Write out the material exactly, without any of its pictures.

===== INPUT FOR THIS TASK =====

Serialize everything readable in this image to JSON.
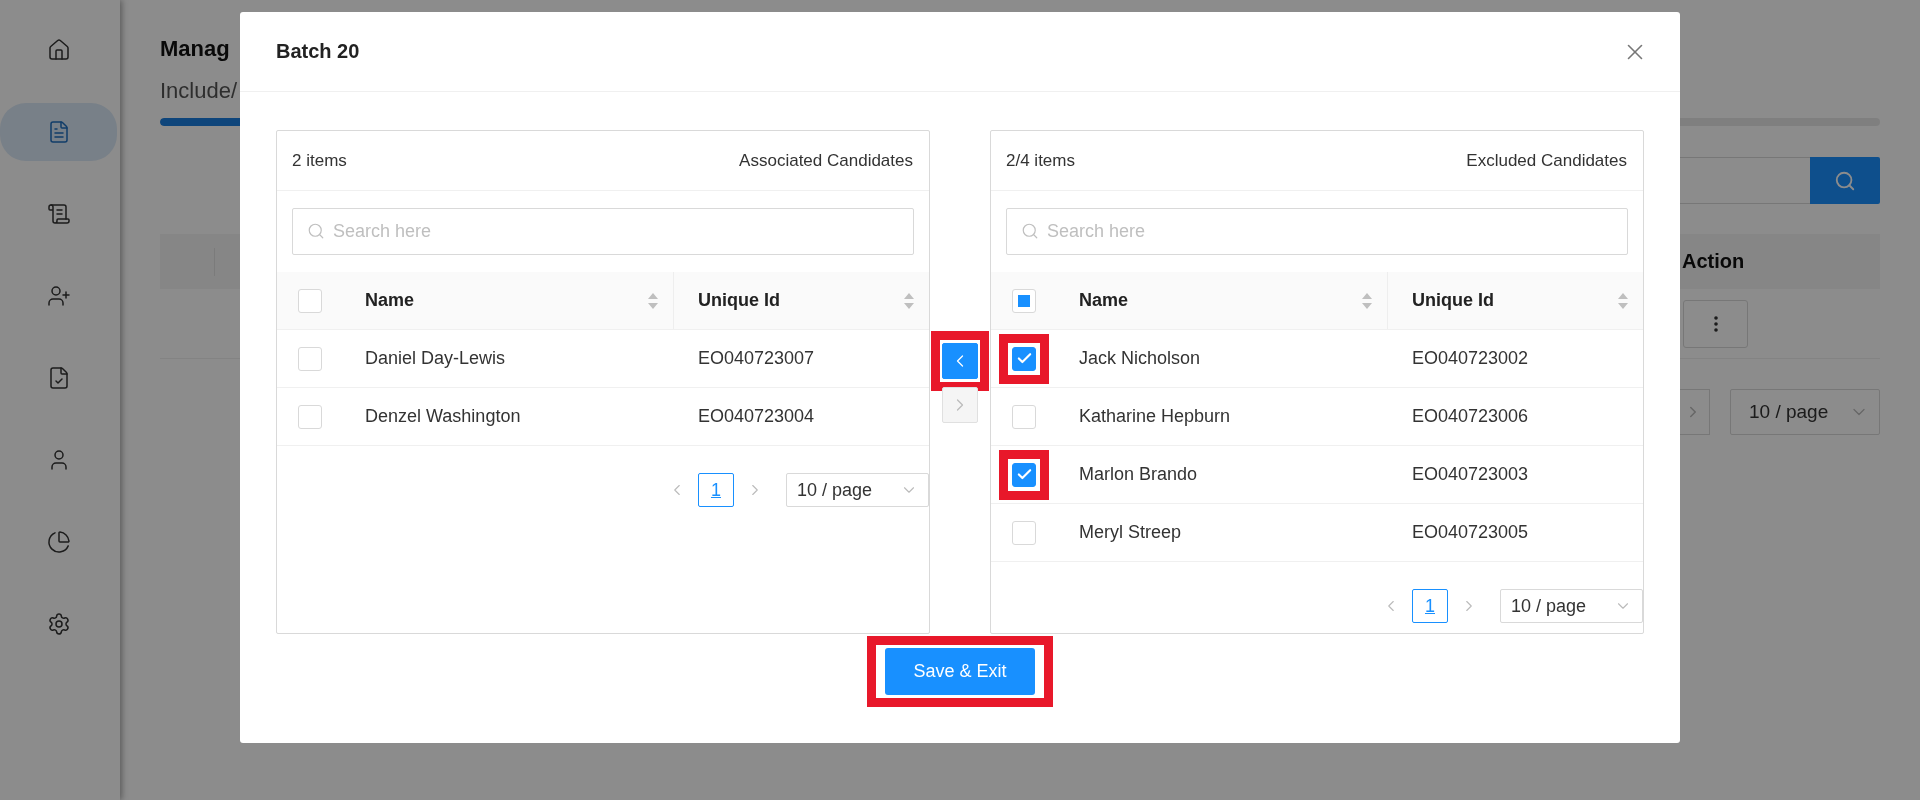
{
  "sidebar": {
    "items": [
      {
        "kind": "home",
        "selected": false
      },
      {
        "kind": "document",
        "selected": true
      },
      {
        "kind": "report",
        "selected": false
      },
      {
        "kind": "user-add",
        "selected": false
      },
      {
        "kind": "approved",
        "selected": false
      },
      {
        "kind": "user",
        "selected": false
      },
      {
        "kind": "chart",
        "selected": false
      },
      {
        "kind": "settings",
        "selected": false
      }
    ]
  },
  "page": {
    "title": "Manag",
    "subtitle": "Include/",
    "progress": {
      "level": 0.5
    },
    "table": {
      "columns": [
        "Action"
      ]
    },
    "pagination": {
      "page_size": "10 / page"
    }
  },
  "modal": {
    "title": "Batch 20",
    "panels": [
      {
        "count": "2 items",
        "title": "Associated Candidates",
        "search": {
          "placeholder": "Search here"
        },
        "columns": [
          "Name",
          "Unique Id"
        ],
        "select_all": {
          "checked": false,
          "indeterminate": false
        },
        "rows": [
          {
            "name": "Daniel Day-Lewis",
            "id": "EO040723007",
            "checked": false,
            "highlighted": false
          },
          {
            "name": "Denzel Washington",
            "id": "EO040723004",
            "checked": false,
            "highlighted": false
          }
        ],
        "pagination": {
          "pages": [
            {
              "label": "1",
              "selected": true
            }
          ],
          "page_size": "10 / page"
        }
      },
      {
        "count": "2/4 items",
        "title": "Excluded Candidates",
        "search": {
          "placeholder": "Search here"
        },
        "columns": [
          "Name",
          "Unique Id"
        ],
        "select_all": {
          "checked": false,
          "indeterminate": true
        },
        "rows": [
          {
            "name": "Jack Nicholson",
            "id": "EO040723002",
            "checked": true,
            "highlighted": true
          },
          {
            "name": "Katharine Hepburn",
            "id": "EO040723006",
            "checked": false,
            "highlighted": false
          },
          {
            "name": "Marlon Brando",
            "id": "EO040723003",
            "checked": true,
            "highlighted": true
          },
          {
            "name": "Meryl Streep",
            "id": "EO040723005",
            "checked": false,
            "highlighted": false
          }
        ],
        "pagination": {
          "pages": [
            {
              "label": "1",
              "selected": true
            }
          ],
          "page_size": "10 / page"
        }
      }
    ],
    "move_left": {
      "disabled": false,
      "highlighted": true
    },
    "move_right": {
      "disabled": true,
      "highlighted": false
    },
    "save_button": {
      "label": "Save & Exit",
      "highlighted": true
    }
  }
}
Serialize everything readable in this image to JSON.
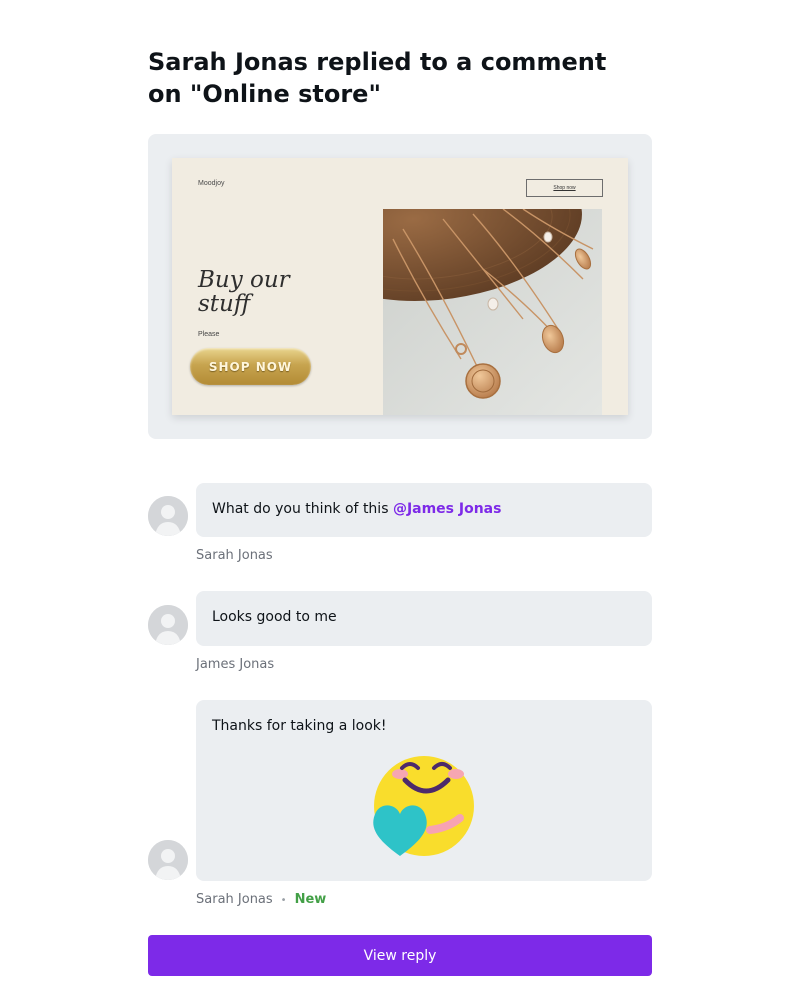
{
  "heading": "Sarah Jonas replied to a comment on \"Online store\"",
  "preview": {
    "brand": "Moodjoy",
    "top_button": "Shop now",
    "title": "Buy our stuff",
    "subtitle": "Please",
    "cta": "SHOP NOW"
  },
  "comments": [
    {
      "text": "What do you think of this ",
      "mention": "@James Jonas",
      "author": "Sarah Jonas"
    },
    {
      "text": "Looks good to me",
      "author": "James Jonas"
    },
    {
      "text": "Thanks for taking a look!",
      "author": "Sarah Jonas",
      "badge": "New",
      "sticker": "hugging-face-with-heart-icon"
    }
  ],
  "action": {
    "label": "View reply"
  },
  "colors": {
    "accent": "#7d2ae8",
    "bubble": "#ebeef1",
    "new_badge": "#43a047",
    "author": "#6b7079"
  }
}
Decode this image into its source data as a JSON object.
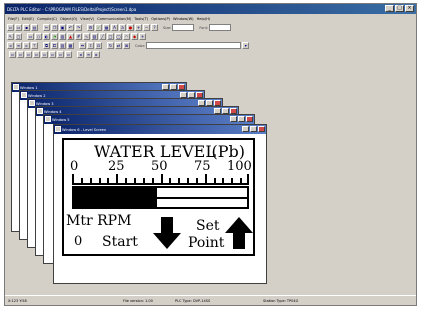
{
  "window": {
    "title": "DELTA PLC Editor - C:\\PROGRAM FILES\\Delta\\Project\\Screen1.dpa",
    "btn_min": "_",
    "btn_max": "□",
    "btn_close": "×"
  },
  "menu": [
    "File(F)",
    "Edit(E)",
    "Compile(C)",
    "Object(O)",
    "View(V)",
    "Communication(M)",
    "Tools(T)",
    "Options(P)",
    "Window(W)",
    "Help(H)"
  ],
  "toolbar": {
    "font_label": "Font:",
    "size_label": "Size:",
    "color_label": "Color:"
  },
  "windows": [
    {
      "title": "Window 1"
    },
    {
      "title": "Window 2"
    },
    {
      "title": "Window 3"
    },
    {
      "title": "Window 4"
    },
    {
      "title": "Window 5"
    },
    {
      "title": "Window 6 - Level Screen"
    }
  ],
  "screen": {
    "title": "WATER LEVEL",
    "unit": "(Pb)",
    "ticks": [
      "0",
      "25",
      "50",
      "75",
      "100"
    ],
    "level_percent": 48,
    "mtr_label": "Mtr RPM",
    "mtr_value": "0",
    "start_label": "Start",
    "set_label": "Set",
    "point_label": "Point"
  },
  "status": {
    "left": "X:123 Y:58",
    "file": "File version: 1.00",
    "plc": "PLC Type: DVP-14SS",
    "station": "Station Type: TP04G"
  },
  "colors": {
    "title_active": "#0a246a",
    "chrome": "#d4d0c8"
  }
}
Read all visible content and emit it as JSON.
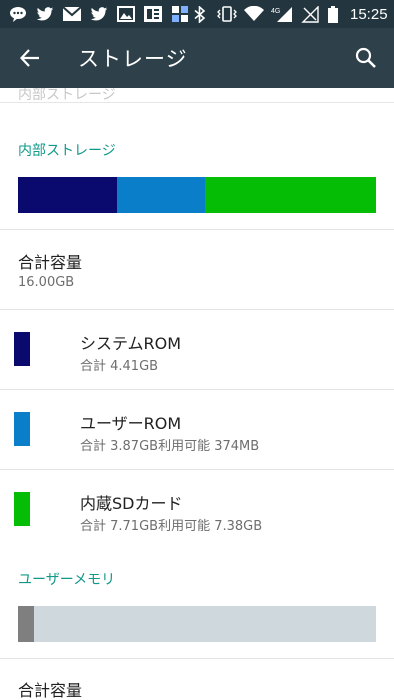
{
  "status_bar": {
    "time": "15:25",
    "network_type": "4G",
    "left_icons": [
      "chat-icon",
      "twitter-icon",
      "mail-icon",
      "twitter-icon",
      "image-icon",
      "newspaper-icon",
      "grid-app-icon"
    ],
    "right_icons": [
      "bluetooth-icon",
      "vibrate-icon",
      "wifi-icon",
      "signal-icon",
      "no-sim-icon",
      "battery-icon"
    ]
  },
  "app_bar": {
    "title": "ストレージ",
    "back_icon": "arrow-back-icon",
    "search_icon": "search-icon"
  },
  "faded_header": "内部ストレージ",
  "internal": {
    "header": "内部ストレージ",
    "bar_fractions": [
      0.276,
      0.245,
      0.479
    ],
    "bar_colors": [
      "#0a0a6e",
      "#0a7ec8",
      "#04bd04"
    ],
    "total_label": "合計容量",
    "total_value": "16.00GB",
    "items": [
      {
        "name": "システムROM",
        "detail": "合計 4.41GB",
        "color": "#0a0a6e"
      },
      {
        "name": "ユーザーROM",
        "detail": "合計 3.87GB利用可能 374MB",
        "color": "#0a7ec8"
      },
      {
        "name": "内蔵SDカード",
        "detail": "合計 7.71GB利用可能 7.38GB",
        "color": "#04bd04"
      }
    ]
  },
  "memory": {
    "header": "ユーザーメモリ",
    "used_fraction": 0.045,
    "used_color": "#7f7f7f",
    "free_color": "#cfd8dc",
    "total_label": "合計容量"
  },
  "colors": {
    "status_bar": "#23363f",
    "app_bar": "#2e4049",
    "accent": "#11998a"
  }
}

=====

» SOLUTION
Serialize everything readable in this image to JSON.
{
  "sidebar": {
    "items": [
      {
        "kind": "home",
        "selected": false
      },
      {
        "kind": "document",
        "selected": true
      },
      {
        "kind": "report",
        "selected": false
      },
      {
        "kind": "user-add",
        "selected": false
      },
      {
        "kind": "approved",
        "selected": false
      },
      {
        "kind": "user",
        "selected": false
      },
      {
        "kind": "chart",
        "selected": false
      },
      {
        "kind": "settings",
        "selected": false
      }
    ]
  },
  "page": {
    "title": "Manag",
    "subtitle": "Include/",
    "progress": {
      "level": 0.5
    },
    "table": {
      "columns": [
        "Action"
      ]
    },
    "pagination": {
      "page_size": "10 / page"
    }
  },
  "modal": {
    "title": "Batch 20",
    "panels": [
      {
        "count": "2 items",
        "title": "Associated Candidates",
        "search": {
          "placeholder": "Search here"
        },
        "columns": [
          "Name",
          "Unique Id"
        ],
        "select_all": {
          "checked": false,
          "indeterminate": false
        },
        "rows": [
          {
            "name": "Daniel Day-Lewis",
            "id": "EO040723007",
            "checked": false,
            "highlighted": false
          },
          {
            "name": "Denzel Washington",
            "id": "EO040723004",
            "checked": false,
            "highlighted": false
          }
        ],
        "pagination": {
          "pages": [
            {
              "label": "1",
              "selected": true
            }
          ],
          "page_size": "10 / page"
        }
      },
      {
        "count": "2/4 items",
        "title": "Excluded Candidates",
        "search": {
          "placeholder": "Search here"
        },
        "columns": [
          "Name",
          "Unique Id"
        ],
        "select_all": {
          "checked": false,
          "indeterminate": true
        },
        "rows": [
          {
            "name": "Jack Nicholson",
            "id": "EO040723002",
            "checked": true,
            "highlighted": true
          },
          {
            "name": "Katharine Hepburn",
            "id": "EO040723006",
            "checked": false,
            "highlighted": false
          },
          {
            "name": "Marlon Brando",
            "id": "EO040723003",
            "checked": true,
            "highlighted": true
          },
          {
            "name": "Meryl Streep",
            "id": "EO040723005",
            "checked": false,
            "highlighted": false
          }
        ],
        "pagination": {
          "pages": [
            {
              "label": "1",
              "selected": true
            }
          ],
          "page_size": "10 / page"
        }
      }
    ],
    "move_left": {
      "disabled": false,
      "highlighted": true
    },
    "move_right": {
      "disabled": true,
      "highlighted": false
    },
    "save_button": {
      "label": "Save & Exit",
      "highlighted": true
    }
  }
}
Serialize everything readable in this image to JSON.
{
  "heading": "Sarah Jonas replied to a comment on \"Online store\"",
  "preview": {
    "brand": "Moodjoy",
    "top_button": "Shop now",
    "title": "Buy our stuff",
    "subtitle": "Please",
    "cta": "SHOP NOW"
  },
  "comments": [
    {
      "text": "What do you think of this ",
      "mention": "@James Jonas",
      "author": "Sarah Jonas"
    },
    {
      "text": "Looks good to me",
      "author": "James Jonas"
    },
    {
      "text": "Thanks for taking a look!",
      "author": "Sarah Jonas",
      "badge": "New",
      "sticker": "hugging-face-with-heart-icon"
    }
  ],
  "action": {
    "label": "View reply"
  },
  "colors": {
    "accent": "#7d2ae8",
    "bubble": "#ebeef1",
    "new_badge": "#43a047",
    "author": "#6b7079"
  }
}
Decode this image into its source data as a JSON object.
{
  "window": {
    "title": "DELTA PLC Editor - C:\\PROGRAM FILES\\Delta\\Project\\Screen1.dpa",
    "btn_min": "_",
    "btn_max": "□",
    "btn_close": "×"
  },
  "menu": [
    "File(F)",
    "Edit(E)",
    "Compile(C)",
    "Object(O)",
    "View(V)",
    "Communication(M)",
    "Tools(T)",
    "Options(P)",
    "Window(W)",
    "Help(H)"
  ],
  "toolbar": {
    "font_label": "Font:",
    "size_label": "Size:",
    "color_label": "Color:"
  },
  "windows": [
    {
      "title": "Window 1"
    },
    {
      "title": "Window 2"
    },
    {
      "title": "Window 3"
    },
    {
      "title": "Window 4"
    },
    {
      "title": "Window 5"
    },
    {
      "title": "Window 6 - Level Screen"
    }
  ],
  "screen": {
    "title": "WATER LEVEL",
    "unit": "(Pb)",
    "ticks": [
      "0",
      "25",
      "50",
      "75",
      "100"
    ],
    "level_percent": 48,
    "mtr_label": "Mtr RPM",
    "mtr_value": "0",
    "start_label": "Start",
    "set_label": "Set",
    "point_label": "Point"
  },
  "status": {
    "left": "X:123 Y:58",
    "file": "File version: 1.00",
    "plc": "PLC Type: DVP-14SS",
    "station": "Station Type: TP04G"
  },
  "colors": {
    "title_active": "#0a246a",
    "chrome": "#d4d0c8"
  }
}
Read all visible content and emit it as JSON.
{
  "status_bar": {
    "time": "15:25",
    "network_type": "4G",
    "left_icons": [
      "chat-icon",
      "twitter-icon",
      "mail-icon",
      "twitter-icon",
      "image-icon",
      "newspaper-icon",
      "grid-app-icon"
    ],
    "right_icons": [
      "bluetooth-icon",
      "vibrate-icon",
      "wifi-icon",
      "signal-icon",
      "no-sim-icon",
      "battery-icon"
    ]
  },
  "app_bar": {
    "title": "ストレージ",
    "back_icon": "arrow-back-icon",
    "search_icon": "search-icon"
  },
  "faded_header": "内部ストレージ",
  "internal": {
    "header": "内部ストレージ",
    "bar_fractions": [
      0.276,
      0.245,
      0.479
    ],
    "bar_colors": [
      "#0a0a6e",
      "#0a7ec8",
      "#04bd04"
    ],
    "total_label": "合計容量",
    "total_value": "16.00GB",
    "items": [
      {
        "name": "システムROM",
        "detail": "合計 4.41GB",
        "color": "#0a0a6e"
      },
      {
        "name": "ユーザーROM",
        "detail": "合計 3.87GB利用可能 374MB",
        "color": "#0a7ec8"
      },
      {
        "name": "内蔵SDカード",
        "detail": "合計 7.71GB利用可能 7.38GB",
        "color": "#04bd04"
      }
    ]
  },
  "memory": {
    "header": "ユーザーメモリ",
    "used_fraction": 0.045,
    "used_color": "#7f7f7f",
    "free_color": "#cfd8dc",
    "total_label": "合計容量"
  },
  "colors": {
    "status_bar": "#23363f",
    "app_bar": "#2e4049",
    "accent": "#11998a"
  }
}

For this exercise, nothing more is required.